**What to work on**.
Show all lines of the entries in which the word "Ricardo" is found.

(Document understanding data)
[Start of Attachment]
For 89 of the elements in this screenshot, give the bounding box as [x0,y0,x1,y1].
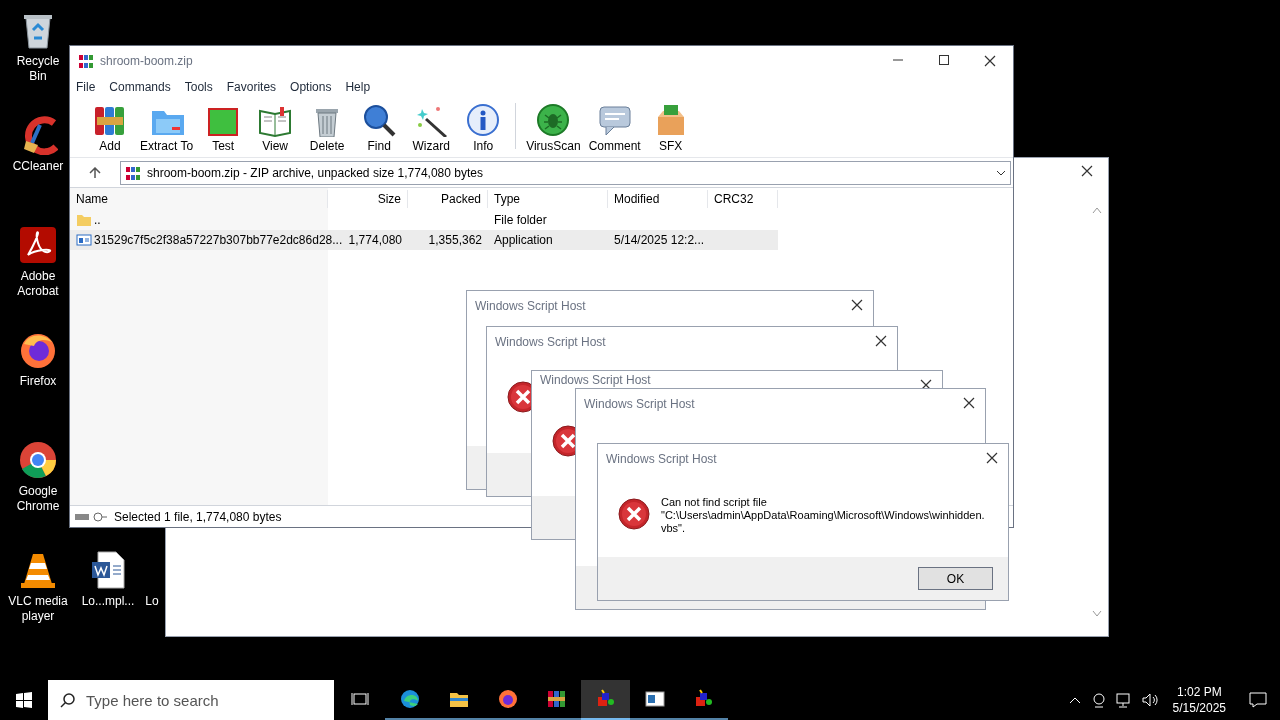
close-icon[interactable] [986,452,998,464]
webcam-icon[interactable] [1090,692,1107,708]
archive-books-icon [78,53,94,69]
column-header[interactable]: CRC32 [708,190,778,208]
window-icon [644,689,665,709]
table-cell-text: 1,355,362 [428,232,482,249]
table-cell-text: File folder [494,212,547,229]
toolbar-button[interactable]: Wizard [405,102,458,154]
toolbar-button[interactable]: Delete [301,102,354,154]
network-icon[interactable] [1114,692,1133,708]
notification-icon[interactable] [1249,692,1267,708]
table-cell-text: 1,774,080 [348,232,402,249]
close-icon[interactable] [1080,164,1094,178]
taskbar-app-button[interactable] [581,680,630,720]
menu-item[interactable]: Help [345,78,371,96]
column-header[interactable]: Type [488,190,608,208]
close-icon[interactable] [851,299,863,311]
table-cell-text: 5/14/2025 12:2... [614,232,705,249]
toolbar-button[interactable]: Info [457,102,510,154]
dialog-title: Windows Script Host [475,299,586,313]
toolbar-button[interactable]: SFX [644,102,697,154]
address-bar[interactable]: shroom-boom.zip - ZIP archive, unpacked size 1,774,080 bytes [120,160,1011,185]
archive-books-icon [546,689,567,709]
column-header[interactable]: Size [328,190,408,208]
scroll-up-icon[interactable] [1092,206,1102,214]
close-icon[interactable] [875,335,887,347]
chevron-up-icon[interactable] [1068,696,1081,704]
toolbar-button[interactable]: Add [84,102,136,154]
file-row[interactable]: .. File folder [70,210,778,230]
round-logo-icon[interactable] [18,440,58,480]
shapes-icon [595,689,616,709]
shapes-icon [693,689,714,709]
dialog-title: Windows Script Host [540,373,651,387]
file-row[interactable]: 31529c7f5c2f38a57227b307bb77e2dc86d28... 1,774,080 1,355,362 Application 5/14/2025 12:2... [70,230,778,250]
search-icon [60,692,76,708]
desktop-icon-label[interactable]: Firefox [19,374,57,389]
close-icon[interactable] [963,397,975,409]
dialog-title: Windows Script Host [584,397,695,411]
desktop-icon-label[interactable]: CCleaner [12,159,64,174]
toolbar-button[interactable]: Extract To [136,102,198,154]
column-header[interactable]: Packed [408,190,488,208]
table-cell-text: Application [494,232,553,249]
speech-bubble-icon [597,103,632,137]
info-icon [466,103,501,137]
error-icon [618,498,650,530]
table-cell-text: 31529c7f5c2f38a57227b307bb77e2dc86d28... [94,232,343,249]
menu-item[interactable]: Tools [184,78,213,96]
drive-icon [74,510,108,523]
application-icon [76,232,92,248]
ok-button[interactable]: OK [918,567,993,590]
toolbar-button[interactable]: VirusScan [522,102,585,154]
toolbar-button[interactable]: Find [353,102,406,154]
speaker-icon[interactable] [1140,692,1159,708]
bug-icon [536,103,571,137]
close-icon[interactable] [984,55,996,67]
desktop-icon-label[interactable]: Lo [145,594,159,609]
up-arrow-icon[interactable] [89,166,101,179]
clock[interactable]: 1:02 PM 5/15/2025 [1172,684,1226,716]
toolbar-button[interactable]: Test [197,102,250,154]
search-icon [362,103,397,137]
menu-item[interactable]: Options [290,78,332,96]
dialog-title: Windows Script Host [495,335,606,349]
status-text: Selected 1 file, 1,774,080 bytes [114,508,282,526]
document-icon[interactable] [18,225,58,265]
browser-swirl-icon [399,689,420,709]
toolbar-button[interactable]: View [249,102,302,154]
archive-books-icon [125,164,141,181]
dialog-title: Windows Script Host [606,452,717,466]
toolbar-button[interactable]: Comment [584,102,645,154]
maximize-icon[interactable] [939,55,949,65]
desktop-icon-label[interactable]: Adobe Acrobat [8,269,68,299]
menu-item[interactable]: Favorites [226,78,277,96]
window-title: shroom-boom.zip [100,53,193,70]
desktop-icon-label[interactable]: Google Chrome [8,484,68,514]
fox-globe-icon [497,689,518,709]
column-header[interactable]: Name [70,190,328,208]
scroll-down-icon[interactable] [1092,610,1102,618]
search-field[interactable]: Type here to search [48,680,334,720]
folder-icon [76,212,92,228]
table-cell-text: .. [94,212,101,229]
start-icon[interactable] [16,692,32,708]
error-message: Can not find script file "C:\Users\admin\AppData\Roaming\Microsoft\Windows\winhidden.vbs". [661,496,986,535]
menu-item[interactable]: File [76,78,96,96]
desktop-icon-label[interactable]: Recycle Bin [8,54,68,84]
menu-item[interactable]: Commands [109,78,171,96]
desktop-icon-label[interactable]: Lo...mpl... [81,594,135,609]
dropdown-icon [996,169,1006,176]
column-header[interactable]: Modified [608,190,708,208]
desktop-icon-label[interactable]: VLC media player [8,594,68,624]
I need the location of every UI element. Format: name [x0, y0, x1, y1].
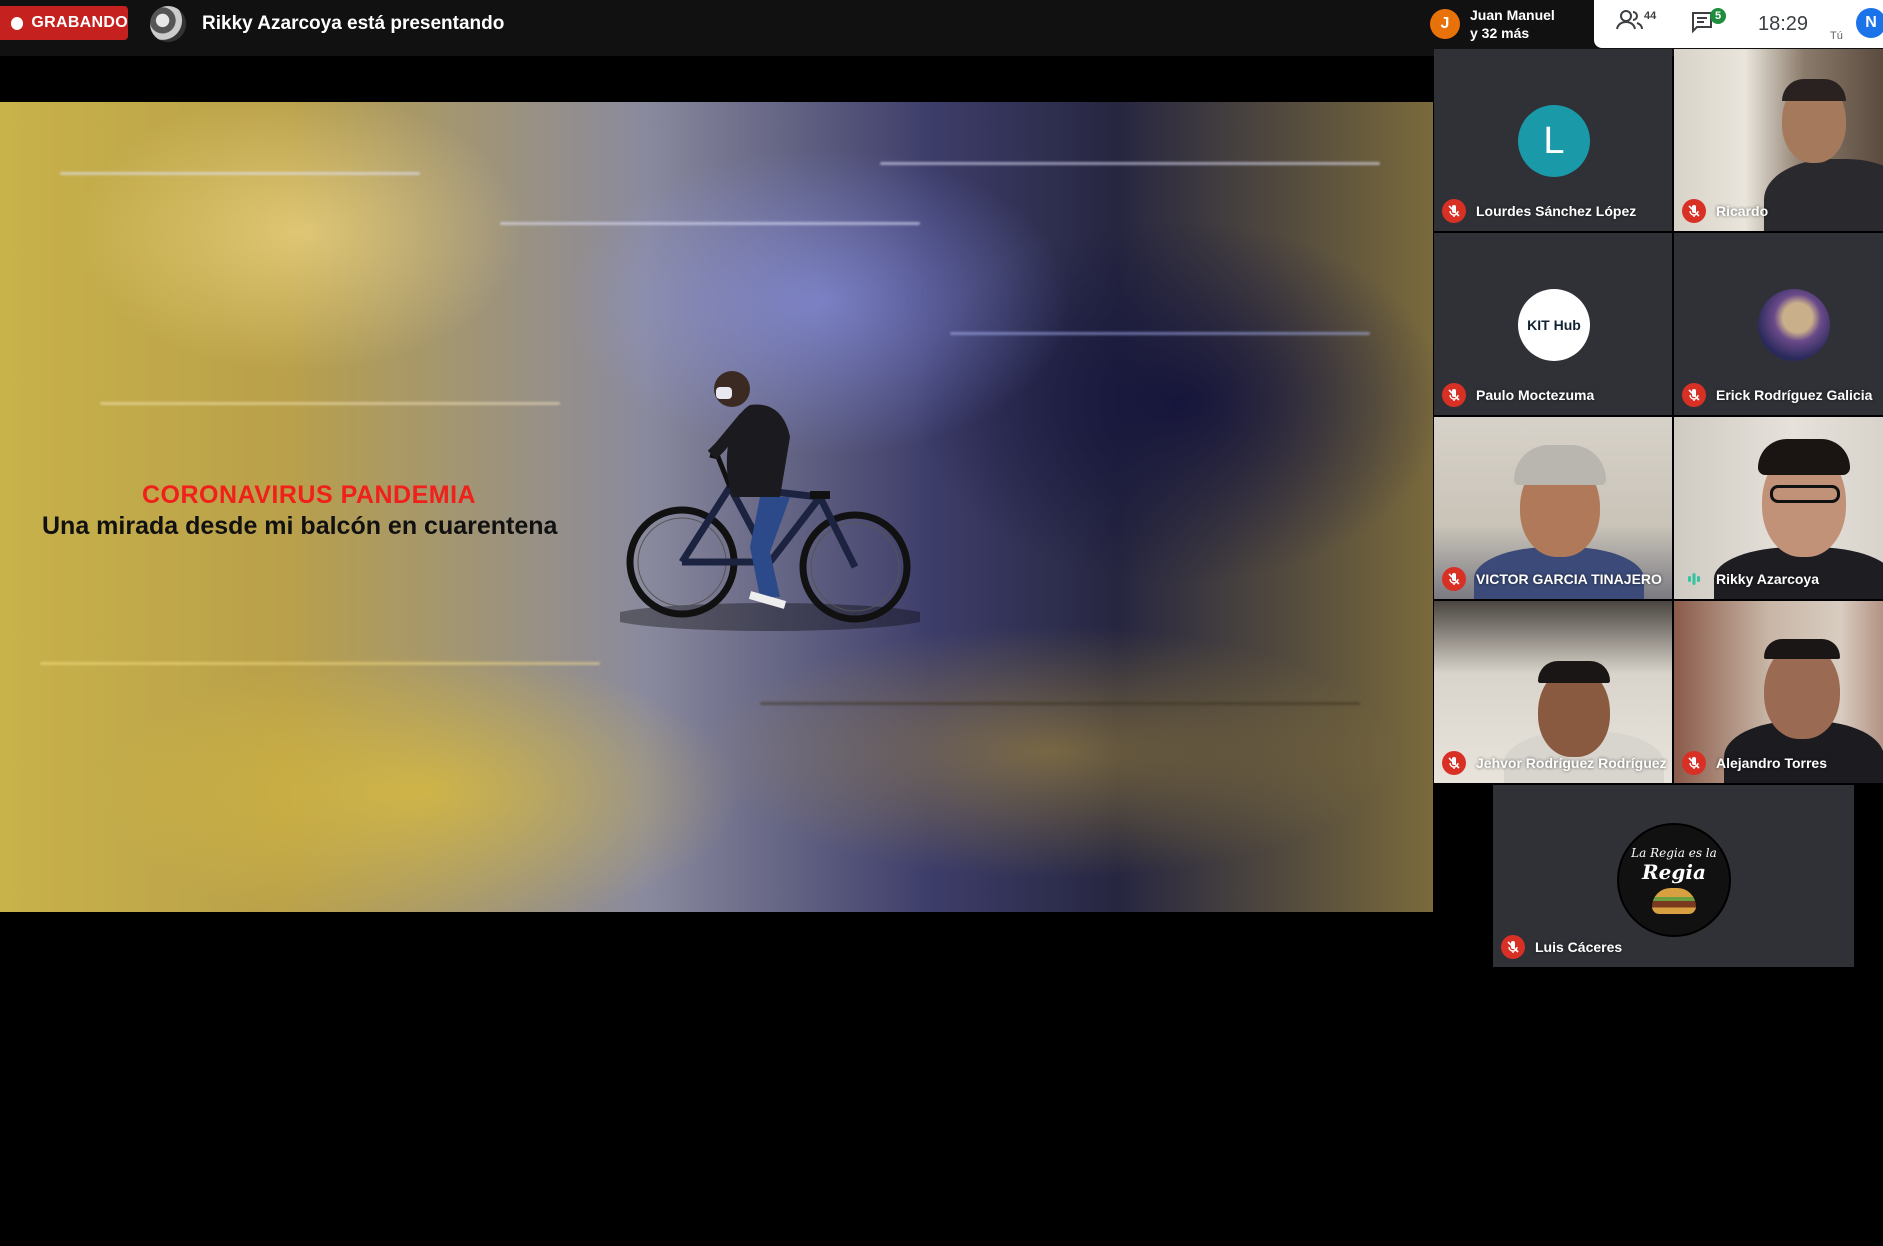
- participant-name: Rikky Azarcoya: [1716, 571, 1819, 587]
- mic-off-icon: [1682, 199, 1706, 223]
- avatar: KIT Hub: [1518, 289, 1590, 361]
- top-bar: GRABANDO Rikky Azarcoya está presentando…: [0, 0, 1883, 56]
- clock: 18:29: [1758, 13, 1809, 35]
- participant-tile[interactable]: Erick Rodríguez Galicia: [1674, 233, 1883, 415]
- light-streak: [880, 162, 1380, 165]
- participant-name: Paulo Moctezuma: [1476, 387, 1595, 403]
- video-hair: [1758, 439, 1850, 475]
- avatar: L: [1518, 105, 1590, 177]
- avatar: La Regia es la Regia: [1617, 823, 1731, 937]
- slide-title: CORONAVIRUS PANDEMIA: [142, 481, 477, 509]
- avatar: J: [1430, 9, 1460, 39]
- participant-name: Erick Rodríguez Galicia: [1716, 387, 1873, 403]
- presenter-avatar: [150, 6, 186, 42]
- mic-off-icon: [1682, 751, 1706, 775]
- presentation-slide: CORONAVIRUS PANDEMIA Una mirada desde mi…: [0, 102, 1433, 912]
- participant-name: Lourdes Sánchez López: [1476, 203, 1637, 219]
- video-glasses: [1770, 485, 1840, 503]
- participant-tile[interactable]: Ricardo: [1674, 49, 1883, 231]
- recording-badge[interactable]: GRABANDO: [0, 6, 128, 40]
- mic-off-icon: [1682, 383, 1706, 407]
- light-streak: [760, 702, 1360, 705]
- participant-tile[interactable]: Rikky Azarcoya: [1674, 417, 1883, 599]
- burger-icon: [1652, 888, 1696, 914]
- people-count: 44: [1644, 10, 1657, 22]
- light-streak: [950, 332, 1370, 335]
- participant-video: [1674, 49, 1883, 231]
- slide-subtitle: Una mirada desde mi balcón en cuarentena: [42, 512, 558, 540]
- avatar: [1758, 289, 1830, 361]
- light-streak: [40, 662, 600, 665]
- recording-dot-icon: [11, 16, 24, 30]
- light-streak: [100, 402, 560, 405]
- video-hair: [1782, 79, 1846, 101]
- participant-name: Ricardo: [1716, 203, 1769, 219]
- light-streak: [500, 222, 920, 225]
- participants-chip[interactable]: J Juan Manuel y 32 más: [1424, 0, 1594, 48]
- video-hair: [1764, 639, 1840, 659]
- presentation-stage: CORONAVIRUS PANDEMIA Una mirada desde mi…: [0, 56, 1433, 958]
- participant-name: VICTOR GARCIA TINAJERO: [1476, 571, 1662, 587]
- mic-off-icon: [1442, 199, 1466, 223]
- mic-off-icon: [1442, 751, 1466, 775]
- light-streak: [60, 172, 420, 175]
- people-icon[interactable]: [1616, 8, 1644, 37]
- participant-name: Luis Cáceres: [1535, 939, 1623, 955]
- self-label: Tú: [1830, 30, 1843, 42]
- participant-tile[interactable]: L Lourdes Sánchez López: [1434, 49, 1672, 231]
- recording-label: GRABANDO: [31, 14, 128, 31]
- mic-off-icon: [1501, 935, 1525, 959]
- participant-tile[interactable]: Jehvor Rodríguez Rodríguez: [1434, 601, 1672, 783]
- participant-tile[interactable]: La Regia es la Regia Luis Cáceres: [1493, 785, 1854, 967]
- logo-line: La Regia es la: [1631, 846, 1717, 860]
- speaking-icon: [1684, 569, 1704, 589]
- video-body: [1764, 159, 1883, 231]
- chat-count-badge: 5: [1710, 8, 1726, 24]
- participant-tile[interactable]: Alejandro Torres: [1674, 601, 1883, 783]
- mic-off-icon: [1442, 383, 1466, 407]
- participants-chip-label: Juan Manuel y 32 más: [1470, 6, 1555, 42]
- logo-line: Regia: [1642, 860, 1706, 884]
- mic-off-icon: [1442, 567, 1466, 591]
- participants-chip-line1: Juan Manuel: [1470, 7, 1555, 23]
- participant-tile[interactable]: VICTOR GARCIA TINAJERO: [1434, 417, 1672, 599]
- participant-name: Jehvor Rodríguez Rodríguez: [1476, 755, 1667, 771]
- participant-tile[interactable]: KIT Hub Paulo Moctezuma: [1434, 233, 1672, 415]
- participants-chip-line2: y 32 más: [1470, 25, 1530, 41]
- cyclist-image: [620, 371, 920, 631]
- video-hair: [1538, 661, 1610, 683]
- video-cap: [1514, 445, 1606, 485]
- toolbar-panel: 44 5 18:29 Tú N: [1594, 0, 1883, 48]
- participant-name: Alejandro Torres: [1716, 755, 1827, 771]
- presenter-status: Rikky Azarcoya está presentando: [202, 13, 505, 34]
- self-avatar[interactable]: N: [1856, 8, 1883, 38]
[End of Attachment]
**Solved problem**.
- participant-tile[interactable]: Ricardo: [1674, 49, 1883, 231]
- participant-name: Ricardo: [1716, 203, 1769, 219]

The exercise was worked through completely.